__WRITTEN REQUEST__.
Count every line in the following entries where the word "JSON" appears. Give the count alone.

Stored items
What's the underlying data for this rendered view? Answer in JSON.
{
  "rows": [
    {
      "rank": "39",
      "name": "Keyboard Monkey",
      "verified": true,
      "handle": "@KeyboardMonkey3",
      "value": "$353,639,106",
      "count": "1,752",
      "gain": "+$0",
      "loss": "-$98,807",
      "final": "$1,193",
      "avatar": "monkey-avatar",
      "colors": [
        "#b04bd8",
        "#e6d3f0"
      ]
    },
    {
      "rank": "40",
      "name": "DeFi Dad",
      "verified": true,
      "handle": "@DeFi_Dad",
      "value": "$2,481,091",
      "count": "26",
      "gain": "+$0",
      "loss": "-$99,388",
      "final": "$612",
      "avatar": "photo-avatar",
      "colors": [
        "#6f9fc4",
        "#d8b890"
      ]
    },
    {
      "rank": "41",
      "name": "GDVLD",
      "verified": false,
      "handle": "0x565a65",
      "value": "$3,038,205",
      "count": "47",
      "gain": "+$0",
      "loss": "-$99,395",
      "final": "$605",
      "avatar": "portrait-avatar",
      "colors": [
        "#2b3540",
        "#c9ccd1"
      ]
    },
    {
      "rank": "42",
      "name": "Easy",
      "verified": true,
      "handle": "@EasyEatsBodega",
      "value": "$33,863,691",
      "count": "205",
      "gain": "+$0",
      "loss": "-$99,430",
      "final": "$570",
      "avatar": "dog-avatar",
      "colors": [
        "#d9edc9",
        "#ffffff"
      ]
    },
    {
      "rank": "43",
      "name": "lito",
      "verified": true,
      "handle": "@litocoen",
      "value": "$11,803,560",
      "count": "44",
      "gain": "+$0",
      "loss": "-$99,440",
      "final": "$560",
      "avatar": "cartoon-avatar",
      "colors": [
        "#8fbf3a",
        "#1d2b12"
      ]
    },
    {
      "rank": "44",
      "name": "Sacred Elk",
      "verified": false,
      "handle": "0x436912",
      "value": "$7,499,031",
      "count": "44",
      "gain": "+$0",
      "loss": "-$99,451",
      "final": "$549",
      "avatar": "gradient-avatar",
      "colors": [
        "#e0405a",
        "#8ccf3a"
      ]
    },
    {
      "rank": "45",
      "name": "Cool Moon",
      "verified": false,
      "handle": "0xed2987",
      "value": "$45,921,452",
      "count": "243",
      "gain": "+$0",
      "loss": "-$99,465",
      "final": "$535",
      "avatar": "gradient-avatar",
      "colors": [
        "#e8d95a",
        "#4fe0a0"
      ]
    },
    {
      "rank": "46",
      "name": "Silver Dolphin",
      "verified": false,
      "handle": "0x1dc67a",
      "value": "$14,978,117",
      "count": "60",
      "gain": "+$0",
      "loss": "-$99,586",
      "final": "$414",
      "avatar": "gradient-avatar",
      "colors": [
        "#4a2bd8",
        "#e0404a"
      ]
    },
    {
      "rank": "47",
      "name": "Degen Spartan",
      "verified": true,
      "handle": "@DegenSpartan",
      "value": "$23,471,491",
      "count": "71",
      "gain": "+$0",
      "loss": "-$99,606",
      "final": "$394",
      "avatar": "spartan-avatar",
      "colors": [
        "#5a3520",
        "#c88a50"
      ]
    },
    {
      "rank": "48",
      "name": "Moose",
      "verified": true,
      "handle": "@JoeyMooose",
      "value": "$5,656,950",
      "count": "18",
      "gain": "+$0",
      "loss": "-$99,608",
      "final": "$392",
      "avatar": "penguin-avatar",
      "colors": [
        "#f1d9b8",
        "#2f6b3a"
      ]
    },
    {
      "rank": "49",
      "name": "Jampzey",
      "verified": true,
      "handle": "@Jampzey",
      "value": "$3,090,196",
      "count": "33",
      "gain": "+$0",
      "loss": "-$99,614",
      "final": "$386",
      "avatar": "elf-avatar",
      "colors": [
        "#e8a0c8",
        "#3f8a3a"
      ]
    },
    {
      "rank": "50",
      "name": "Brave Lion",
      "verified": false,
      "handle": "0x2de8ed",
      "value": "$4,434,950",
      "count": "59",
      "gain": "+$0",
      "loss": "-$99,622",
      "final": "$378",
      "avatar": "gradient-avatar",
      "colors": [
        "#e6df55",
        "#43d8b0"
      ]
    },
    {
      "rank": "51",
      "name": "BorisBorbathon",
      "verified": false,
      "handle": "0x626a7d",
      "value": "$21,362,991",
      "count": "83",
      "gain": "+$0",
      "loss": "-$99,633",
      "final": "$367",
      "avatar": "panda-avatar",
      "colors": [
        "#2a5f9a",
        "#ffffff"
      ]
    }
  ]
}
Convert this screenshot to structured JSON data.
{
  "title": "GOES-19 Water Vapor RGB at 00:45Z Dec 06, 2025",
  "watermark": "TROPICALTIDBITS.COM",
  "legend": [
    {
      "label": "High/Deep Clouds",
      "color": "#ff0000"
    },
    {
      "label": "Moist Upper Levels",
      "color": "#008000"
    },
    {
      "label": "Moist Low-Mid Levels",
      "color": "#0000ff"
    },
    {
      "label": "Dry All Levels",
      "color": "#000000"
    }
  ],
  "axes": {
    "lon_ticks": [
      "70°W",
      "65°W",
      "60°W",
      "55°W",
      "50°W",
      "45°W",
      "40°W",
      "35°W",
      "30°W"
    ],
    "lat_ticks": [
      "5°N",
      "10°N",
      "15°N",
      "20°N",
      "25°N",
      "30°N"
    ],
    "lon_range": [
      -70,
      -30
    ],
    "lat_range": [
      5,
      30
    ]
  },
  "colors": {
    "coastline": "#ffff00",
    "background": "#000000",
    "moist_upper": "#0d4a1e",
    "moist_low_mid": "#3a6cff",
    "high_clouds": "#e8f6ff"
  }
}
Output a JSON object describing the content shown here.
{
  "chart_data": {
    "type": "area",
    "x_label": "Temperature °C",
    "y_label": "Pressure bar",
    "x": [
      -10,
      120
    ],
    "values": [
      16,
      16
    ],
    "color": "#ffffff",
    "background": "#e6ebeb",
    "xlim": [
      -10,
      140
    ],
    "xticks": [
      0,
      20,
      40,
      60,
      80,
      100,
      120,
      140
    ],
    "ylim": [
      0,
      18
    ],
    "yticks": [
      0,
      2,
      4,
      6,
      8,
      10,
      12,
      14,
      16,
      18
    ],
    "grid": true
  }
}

__RESPONSE FOR THIS EXERCISE__.
3